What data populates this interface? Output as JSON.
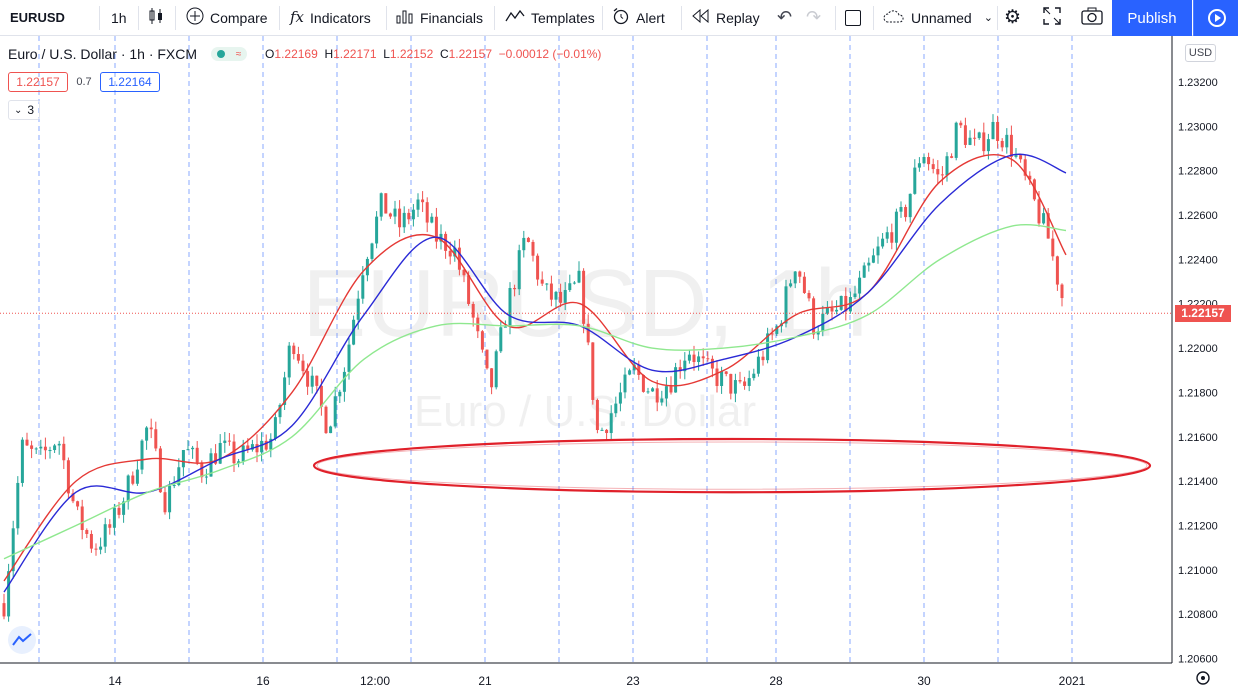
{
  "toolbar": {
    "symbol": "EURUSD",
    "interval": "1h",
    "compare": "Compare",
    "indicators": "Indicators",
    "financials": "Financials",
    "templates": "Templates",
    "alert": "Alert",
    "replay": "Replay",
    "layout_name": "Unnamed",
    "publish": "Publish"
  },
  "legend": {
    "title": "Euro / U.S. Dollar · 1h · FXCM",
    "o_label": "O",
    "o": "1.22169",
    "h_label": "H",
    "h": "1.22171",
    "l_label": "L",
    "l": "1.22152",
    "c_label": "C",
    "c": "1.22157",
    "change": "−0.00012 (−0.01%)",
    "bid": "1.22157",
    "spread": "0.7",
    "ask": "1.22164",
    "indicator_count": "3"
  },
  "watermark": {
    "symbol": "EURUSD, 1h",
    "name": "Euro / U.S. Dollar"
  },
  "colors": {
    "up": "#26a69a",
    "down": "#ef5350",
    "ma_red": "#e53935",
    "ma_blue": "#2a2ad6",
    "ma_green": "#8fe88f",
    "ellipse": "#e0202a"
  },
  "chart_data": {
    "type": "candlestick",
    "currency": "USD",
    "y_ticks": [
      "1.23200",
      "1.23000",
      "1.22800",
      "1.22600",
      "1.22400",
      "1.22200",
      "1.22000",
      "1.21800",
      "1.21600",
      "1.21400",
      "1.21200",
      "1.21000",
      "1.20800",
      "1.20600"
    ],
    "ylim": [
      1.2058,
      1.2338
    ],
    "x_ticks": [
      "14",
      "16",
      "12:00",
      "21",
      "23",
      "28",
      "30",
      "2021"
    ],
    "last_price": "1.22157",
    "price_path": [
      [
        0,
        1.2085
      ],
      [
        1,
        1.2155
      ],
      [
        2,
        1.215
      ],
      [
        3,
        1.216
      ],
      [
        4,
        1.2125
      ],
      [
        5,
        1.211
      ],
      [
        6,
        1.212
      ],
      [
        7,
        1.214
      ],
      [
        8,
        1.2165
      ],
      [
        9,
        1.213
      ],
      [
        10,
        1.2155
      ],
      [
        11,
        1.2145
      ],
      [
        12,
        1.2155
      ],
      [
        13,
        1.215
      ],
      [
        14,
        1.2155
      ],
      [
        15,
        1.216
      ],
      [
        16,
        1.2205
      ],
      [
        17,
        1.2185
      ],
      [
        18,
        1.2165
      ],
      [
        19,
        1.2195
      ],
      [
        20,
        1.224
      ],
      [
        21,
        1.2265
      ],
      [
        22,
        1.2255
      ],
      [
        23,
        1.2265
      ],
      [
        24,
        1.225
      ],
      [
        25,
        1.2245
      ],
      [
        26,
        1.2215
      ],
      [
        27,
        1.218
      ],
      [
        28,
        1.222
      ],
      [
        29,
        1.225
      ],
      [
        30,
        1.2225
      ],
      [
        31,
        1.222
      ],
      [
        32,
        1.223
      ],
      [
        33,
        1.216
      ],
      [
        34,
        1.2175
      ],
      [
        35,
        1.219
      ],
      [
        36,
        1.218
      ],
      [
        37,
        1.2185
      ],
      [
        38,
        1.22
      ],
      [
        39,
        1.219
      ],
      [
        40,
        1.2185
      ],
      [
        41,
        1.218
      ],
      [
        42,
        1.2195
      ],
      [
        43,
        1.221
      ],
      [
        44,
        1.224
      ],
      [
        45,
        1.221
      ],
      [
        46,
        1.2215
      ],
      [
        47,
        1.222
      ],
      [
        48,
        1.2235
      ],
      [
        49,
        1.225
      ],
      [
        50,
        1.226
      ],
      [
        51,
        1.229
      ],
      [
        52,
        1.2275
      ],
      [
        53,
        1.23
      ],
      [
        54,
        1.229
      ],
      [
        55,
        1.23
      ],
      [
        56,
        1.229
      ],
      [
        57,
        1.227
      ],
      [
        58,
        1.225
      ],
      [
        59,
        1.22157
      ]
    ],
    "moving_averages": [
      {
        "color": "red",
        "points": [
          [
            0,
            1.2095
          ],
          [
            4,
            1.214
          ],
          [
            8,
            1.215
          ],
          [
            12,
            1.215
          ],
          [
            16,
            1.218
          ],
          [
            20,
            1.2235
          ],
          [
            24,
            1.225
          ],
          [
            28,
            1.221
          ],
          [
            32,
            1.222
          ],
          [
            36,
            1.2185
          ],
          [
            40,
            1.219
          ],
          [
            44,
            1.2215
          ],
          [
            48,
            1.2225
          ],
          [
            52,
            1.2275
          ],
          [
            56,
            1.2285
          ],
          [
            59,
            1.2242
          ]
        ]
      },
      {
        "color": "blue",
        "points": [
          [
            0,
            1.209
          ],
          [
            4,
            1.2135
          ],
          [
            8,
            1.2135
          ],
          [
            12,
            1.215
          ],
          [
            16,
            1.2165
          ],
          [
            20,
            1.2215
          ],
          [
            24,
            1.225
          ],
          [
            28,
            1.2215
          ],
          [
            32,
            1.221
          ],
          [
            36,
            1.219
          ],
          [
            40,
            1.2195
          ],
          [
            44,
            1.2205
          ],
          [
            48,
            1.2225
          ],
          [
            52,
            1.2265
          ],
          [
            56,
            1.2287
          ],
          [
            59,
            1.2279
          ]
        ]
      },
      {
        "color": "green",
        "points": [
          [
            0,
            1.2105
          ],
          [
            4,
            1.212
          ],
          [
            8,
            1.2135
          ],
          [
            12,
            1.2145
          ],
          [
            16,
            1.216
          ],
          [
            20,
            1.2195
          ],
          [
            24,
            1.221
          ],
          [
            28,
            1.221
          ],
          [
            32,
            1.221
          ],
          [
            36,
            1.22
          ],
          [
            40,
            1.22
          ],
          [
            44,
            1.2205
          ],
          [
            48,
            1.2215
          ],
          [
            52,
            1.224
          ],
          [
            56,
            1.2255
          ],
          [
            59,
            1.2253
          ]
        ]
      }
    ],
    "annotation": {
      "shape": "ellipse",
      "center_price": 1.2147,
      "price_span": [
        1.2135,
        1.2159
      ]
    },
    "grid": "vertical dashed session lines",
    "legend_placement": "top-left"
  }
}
::::::::
• [DIRECTION]: Scan the listing above for the word "Euro" and show each line where it is found.

• [TASK ANSWER]:
    "title": "Euro / U.S. Dollar · 1h · FXCM",
    "name": "Euro / U.S. Dollar"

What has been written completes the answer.